- [WHAT IS REQUIRED]: Omit every picture and output the rest of the records exactly as they are.

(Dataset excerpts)

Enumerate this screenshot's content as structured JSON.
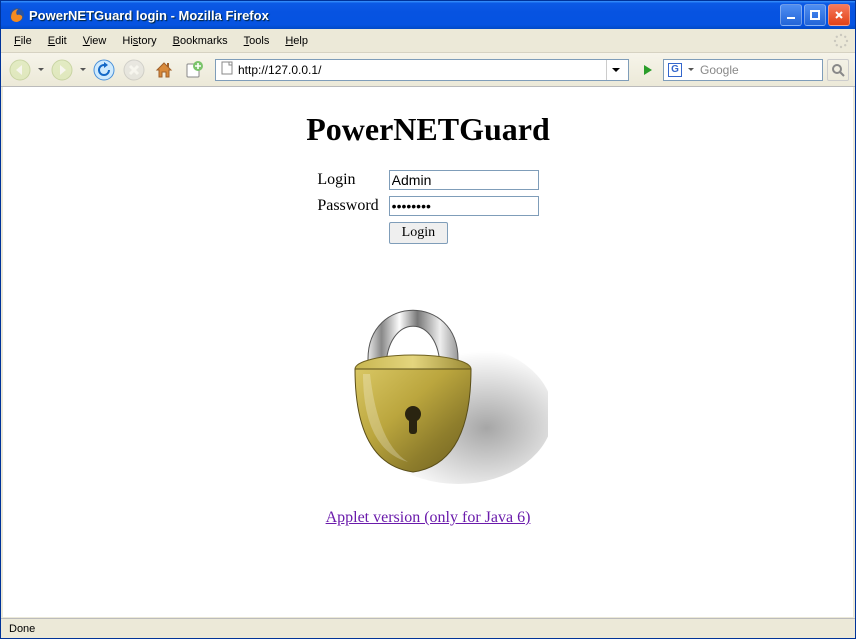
{
  "window": {
    "title": "PowerNETGuard login - Mozilla Firefox"
  },
  "menu": {
    "file": "File",
    "edit": "Edit",
    "view": "View",
    "history": "History",
    "bookmarks": "Bookmarks",
    "tools": "Tools",
    "help": "Help"
  },
  "toolbar": {
    "url": "http://127.0.0.1/",
    "search_placeholder": "Google"
  },
  "page": {
    "heading": "PowerNETGuard",
    "login_label": "Login",
    "password_label": "Password",
    "login_value": "Admin",
    "password_value": "********",
    "login_button": "Login",
    "applet_link": "Applet version (only for Java 6)"
  },
  "status": {
    "text": "Done"
  }
}
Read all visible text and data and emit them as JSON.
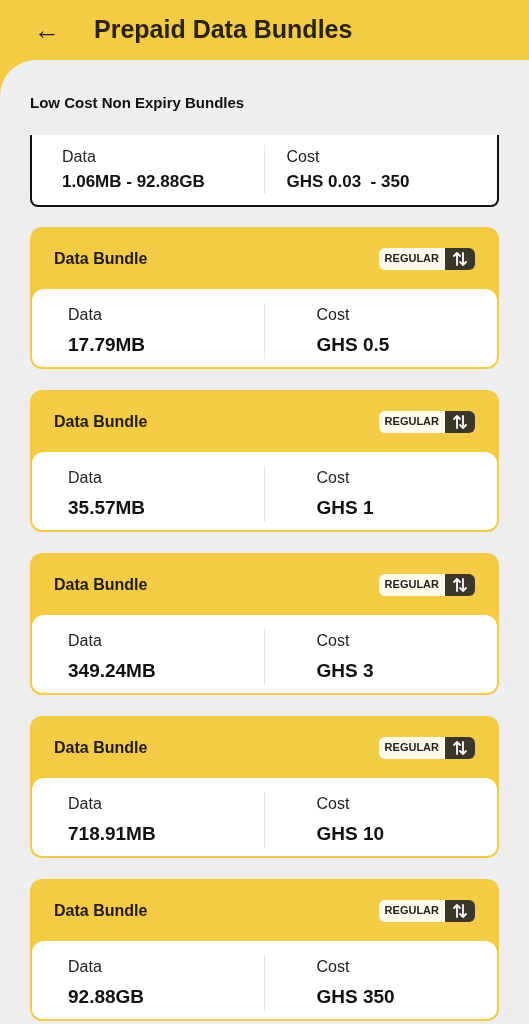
{
  "header": {
    "back": "←",
    "title": "Prepaid Data Bundles"
  },
  "section_title": "Low Cost Non Expiry Bundles",
  "summary": {
    "data_label": "Data",
    "data_value": "1.06MB - 92.88GB",
    "cost_label": "Cost",
    "cost_value": "GHS 0.03  - 350"
  },
  "bundles": [
    {
      "title": "Data Bundle",
      "tag": "REGULAR",
      "data_label": "Data",
      "data_value": "17.79MB",
      "cost_label": "Cost",
      "cost_value": "GHS 0.5"
    },
    {
      "title": "Data Bundle",
      "tag": "REGULAR",
      "data_label": "Data",
      "data_value": "35.57MB",
      "cost_label": "Cost",
      "cost_value": "GHS 1"
    },
    {
      "title": "Data Bundle",
      "tag": "REGULAR",
      "data_label": "Data",
      "data_value": "349.24MB",
      "cost_label": "Cost",
      "cost_value": "GHS 3"
    },
    {
      "title": "Data Bundle",
      "tag": "REGULAR",
      "data_label": "Data",
      "data_value": "718.91MB",
      "cost_label": "Cost",
      "cost_value": "GHS 10"
    },
    {
      "title": "Data Bundle",
      "tag": "REGULAR",
      "data_label": "Data",
      "data_value": "92.88GB",
      "cost_label": "Cost",
      "cost_value": "GHS 350"
    }
  ]
}
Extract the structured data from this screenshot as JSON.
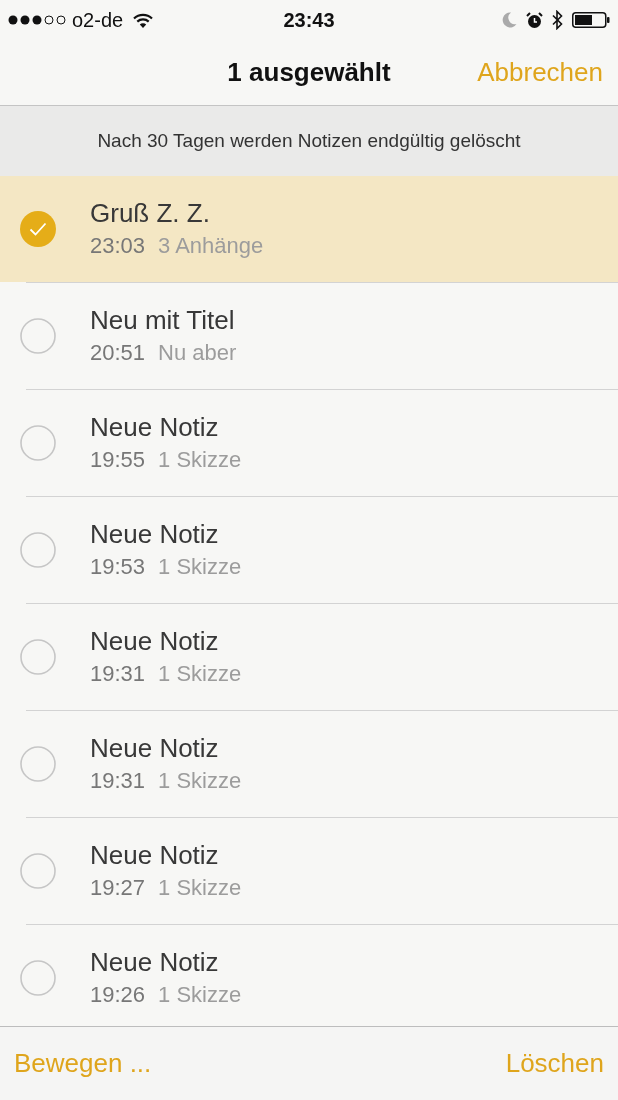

- [EXERCISE SOLUTION]:
Enumerate this screenshot's content as structured JSON.
{
  "window": {
    "title": "PowerNETGuard login - Mozilla Firefox"
  },
  "menu": {
    "file": "File",
    "edit": "Edit",
    "view": "View",
    "history": "History",
    "bookmarks": "Bookmarks",
    "tools": "Tools",
    "help": "Help"
  },
  "toolbar": {
    "url": "http://127.0.0.1/",
    "search_placeholder": "Google"
  },
  "page": {
    "heading": "PowerNETGuard",
    "login_label": "Login",
    "password_label": "Password",
    "login_value": "Admin",
    "password_value": "********",
    "login_button": "Login",
    "applet_link": "Applet version (only for Java 6)"
  },
  "status": {
    "text": "Done"
  }
}
Read all visible text and data and emit them as JSON.
{
  "header": {
    "back": "←",
    "title": "Prepaid Data Bundles"
  },
  "section_title": "Low Cost Non Expiry Bundles",
  "summary": {
    "data_label": "Data",
    "data_value": "1.06MB - 92.88GB",
    "cost_label": "Cost",
    "cost_value": "GHS 0.03  - 350"
  },
  "bundles": [
    {
      "title": "Data Bundle",
      "tag": "REGULAR",
      "data_label": "Data",
      "data_value": "17.79MB",
      "cost_label": "Cost",
      "cost_value": "GHS 0.5"
    },
    {
      "title": "Data Bundle",
      "tag": "REGULAR",
      "data_label": "Data",
      "data_value": "35.57MB",
      "cost_label": "Cost",
      "cost_value": "GHS 1"
    },
    {
      "title": "Data Bundle",
      "tag": "REGULAR",
      "data_label": "Data",
      "data_value": "349.24MB",
      "cost_label": "Cost",
      "cost_value": "GHS 3"
    },
    {
      "title": "Data Bundle",
      "tag": "REGULAR",
      "data_label": "Data",
      "data_value": "718.91MB",
      "cost_label": "Cost",
      "cost_value": "GHS 10"
    },
    {
      "title": "Data Bundle",
      "tag": "REGULAR",
      "data_label": "Data",
      "data_value": "92.88GB",
      "cost_label": "Cost",
      "cost_value": "GHS 350"
    }
  ]
}
Extract the structured data from this screenshot as JSON.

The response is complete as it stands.